Data for processing:
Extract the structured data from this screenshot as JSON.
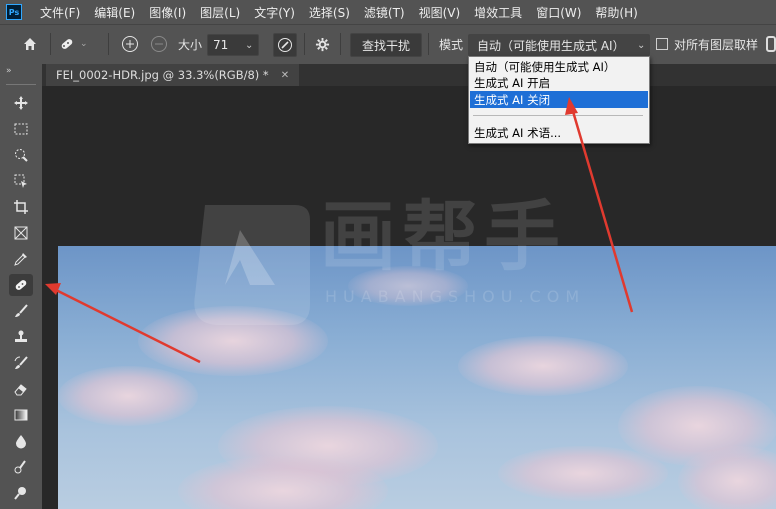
{
  "app": {
    "logo": "Ps"
  },
  "menu": [
    "文件(F)",
    "编辑(E)",
    "图像(I)",
    "图层(L)",
    "文字(Y)",
    "选择(S)",
    "滤镜(T)",
    "视图(V)",
    "增效工具",
    "窗口(W)",
    "帮助(H)"
  ],
  "options": {
    "size_label": "大小",
    "size_value": "71",
    "find_label": "查找干扰",
    "mode_label": "模式",
    "mode_value": "自动（可能使用生成式 AI）",
    "sample_all_label": "对所有图层取样"
  },
  "document": {
    "tab_title": "FEI_0002-HDR.jpg @ 33.3%(RGB/8) *"
  },
  "dropdown": {
    "items": [
      "自动（可能使用生成式 AI）",
      "生成式 AI 开启",
      "生成式 AI 关闭",
      "生成式 AI 术语..."
    ],
    "selected_index": 2
  },
  "tools": [
    "move-tool",
    "marquee-tool",
    "quick-selection-tool",
    "crop-tool",
    "frame-tool",
    "patch-tool",
    "eyedropper-tool",
    "remove-tool",
    "brush-tool",
    "clone-stamp-tool",
    "history-brush-tool",
    "eraser-tool",
    "gradient-tool",
    "blur-tool",
    "smudge-tool",
    "dodge-tool"
  ],
  "watermark": {
    "text": "画帮手",
    "latin": "HUABANGSHOU.COM"
  },
  "colors": {
    "accent": "#1e6fd6",
    "annotation": "#e03a2f"
  }
}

Set problem:
Find the lines above that include the string "可能使用生成式" and copy them.

Correct output:
    "mode_value": "自动（可能使用生成式 AI）",
      "自动（可能使用生成式 AI）",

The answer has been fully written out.